- [What you have to do]: Extract each line of the material that follows exactly and omit its pictures.

- [Entries]:
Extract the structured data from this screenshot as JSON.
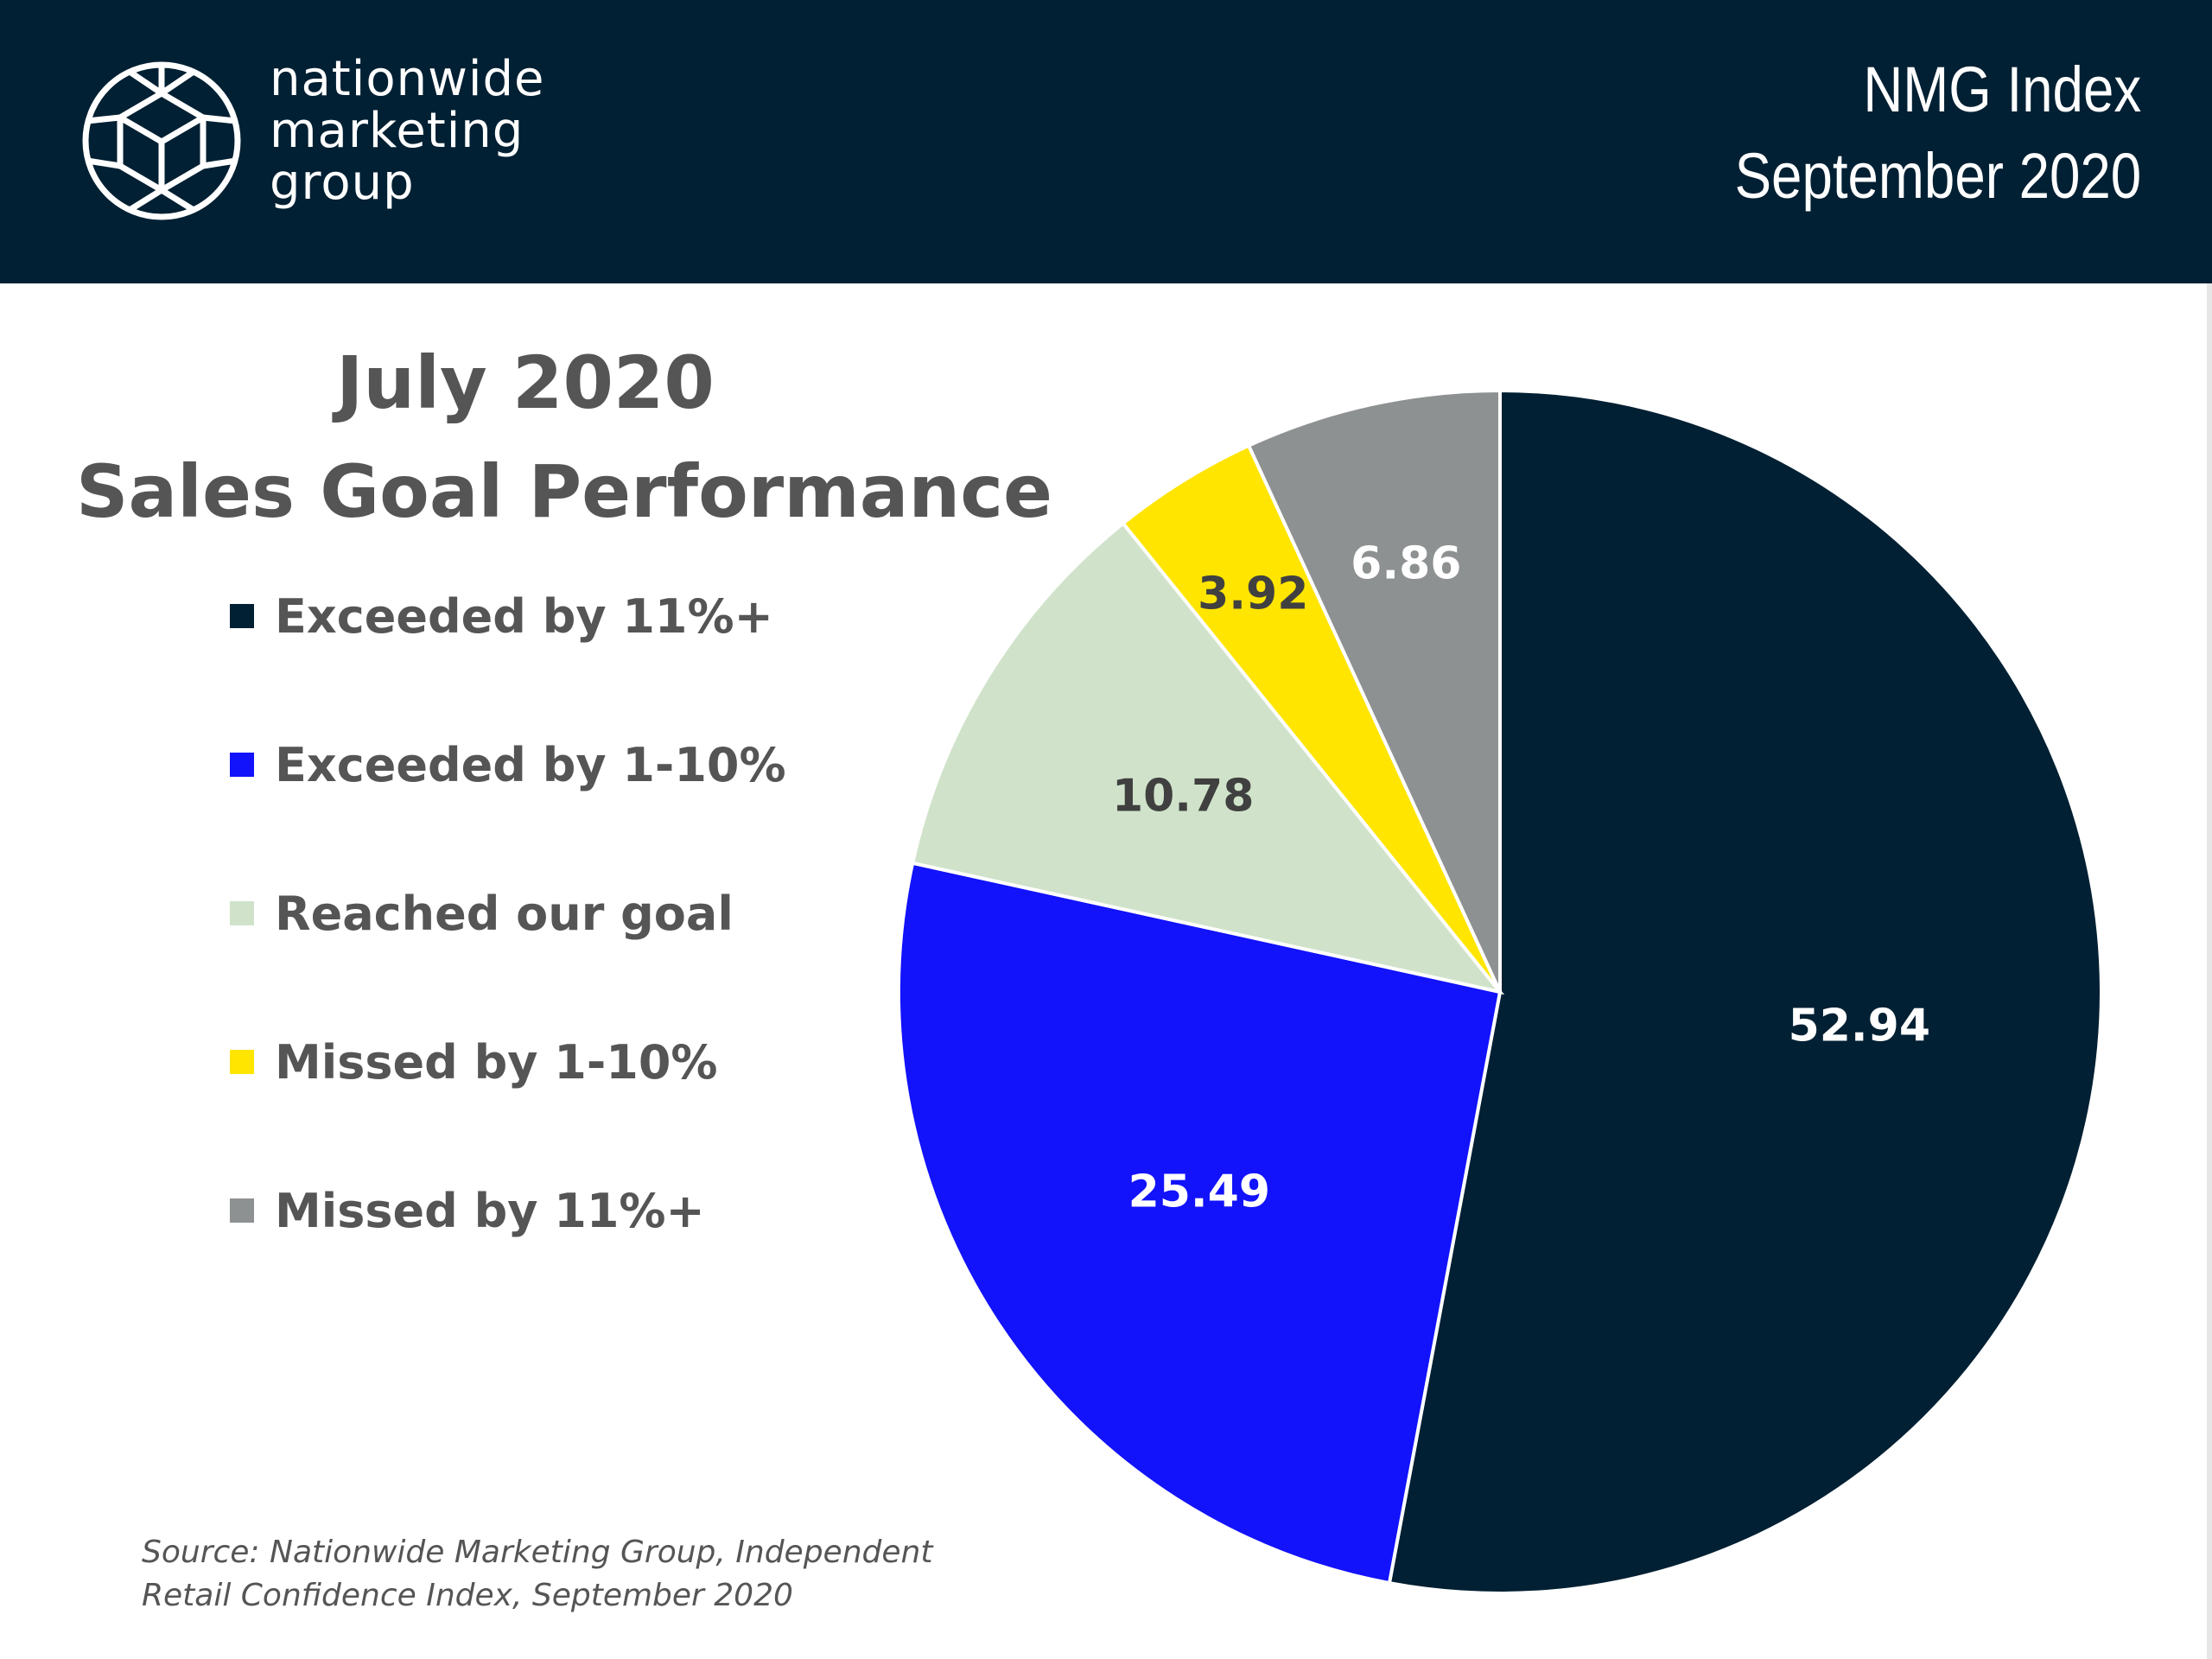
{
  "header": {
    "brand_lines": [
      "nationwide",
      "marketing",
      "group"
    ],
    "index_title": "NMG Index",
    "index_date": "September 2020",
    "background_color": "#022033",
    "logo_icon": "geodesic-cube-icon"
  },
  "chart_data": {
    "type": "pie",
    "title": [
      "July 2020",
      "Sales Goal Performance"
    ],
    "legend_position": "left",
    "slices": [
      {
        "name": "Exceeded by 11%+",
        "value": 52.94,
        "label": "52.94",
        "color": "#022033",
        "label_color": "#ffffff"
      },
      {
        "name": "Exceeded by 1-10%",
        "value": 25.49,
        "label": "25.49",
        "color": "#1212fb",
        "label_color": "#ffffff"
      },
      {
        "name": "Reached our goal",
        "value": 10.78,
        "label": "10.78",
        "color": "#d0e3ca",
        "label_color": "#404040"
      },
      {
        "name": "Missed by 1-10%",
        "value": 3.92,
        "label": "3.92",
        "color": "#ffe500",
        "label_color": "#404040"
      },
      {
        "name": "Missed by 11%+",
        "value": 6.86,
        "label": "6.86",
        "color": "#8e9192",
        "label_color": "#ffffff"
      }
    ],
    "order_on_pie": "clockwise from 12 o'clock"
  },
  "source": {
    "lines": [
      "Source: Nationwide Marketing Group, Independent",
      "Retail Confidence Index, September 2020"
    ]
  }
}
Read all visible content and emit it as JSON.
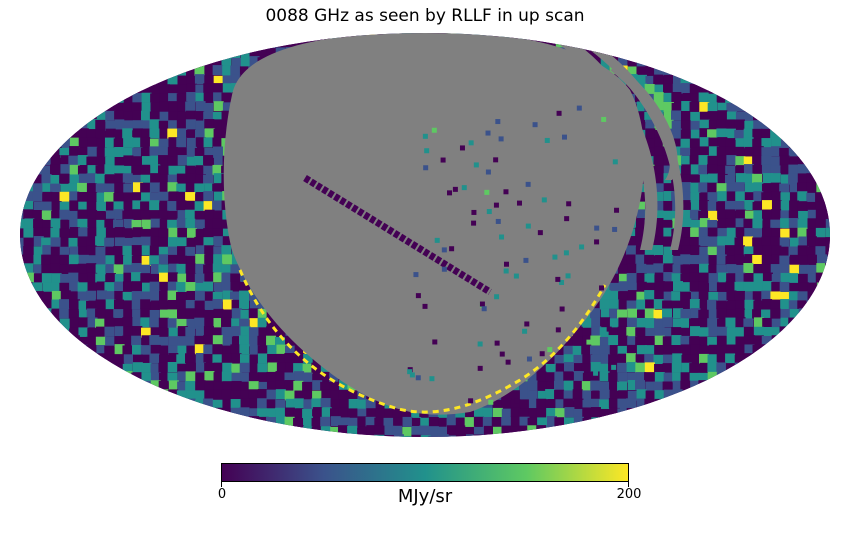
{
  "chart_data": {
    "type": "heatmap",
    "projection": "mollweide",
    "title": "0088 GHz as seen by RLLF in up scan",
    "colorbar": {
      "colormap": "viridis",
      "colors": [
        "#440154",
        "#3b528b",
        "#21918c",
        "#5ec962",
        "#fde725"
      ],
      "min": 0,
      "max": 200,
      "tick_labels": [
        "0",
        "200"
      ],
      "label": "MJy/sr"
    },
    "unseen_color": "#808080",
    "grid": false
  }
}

- [Full response]:
Extract the structured data from this screenshot as JSON.
{
  "header": {
    "brand_lines": [
      "nationwide",
      "marketing",
      "group"
    ],
    "index_title": "NMG Index",
    "index_date": "September 2020",
    "background_color": "#022033",
    "logo_icon": "geodesic-cube-icon"
  },
  "chart_data": {
    "type": "pie",
    "title": [
      "July 2020",
      "Sales Goal Performance"
    ],
    "legend_position": "left",
    "slices": [
      {
        "name": "Exceeded by 11%+",
        "value": 52.94,
        "label": "52.94",
        "color": "#022033",
        "label_color": "#ffffff"
      },
      {
        "name": "Exceeded by 1-10%",
        "value": 25.49,
        "label": "25.49",
        "color": "#1212fb",
        "label_color": "#ffffff"
      },
      {
        "name": "Reached our goal",
        "value": 10.78,
        "label": "10.78",
        "color": "#d0e3ca",
        "label_color": "#404040"
      },
      {
        "name": "Missed by 1-10%",
        "value": 3.92,
        "label": "3.92",
        "color": "#ffe500",
        "label_color": "#404040"
      },
      {
        "name": "Missed by 11%+",
        "value": 6.86,
        "label": "6.86",
        "color": "#8e9192",
        "label_color": "#ffffff"
      }
    ],
    "order_on_pie": "clockwise from 12 o'clock"
  },
  "source": {
    "lines": [
      "Source: Nationwide Marketing Group, Independent",
      "Retail Confidence Index, September 2020"
    ]
  }
}
Read all visible content and emit it as JSON.
{
  "chart_data": {
    "type": "heatmap",
    "projection": "mollweide",
    "title": "0088 GHz as seen by RLLF in up scan",
    "colorbar": {
      "colormap": "viridis",
      "colors": [
        "#440154",
        "#3b528b",
        "#21918c",
        "#5ec962",
        "#fde725"
      ],
      "min": 0,
      "max": 200,
      "tick_labels": [
        "0",
        "200"
      ],
      "label": "MJy/sr"
    },
    "unseen_color": "#808080",
    "grid": false
  }
}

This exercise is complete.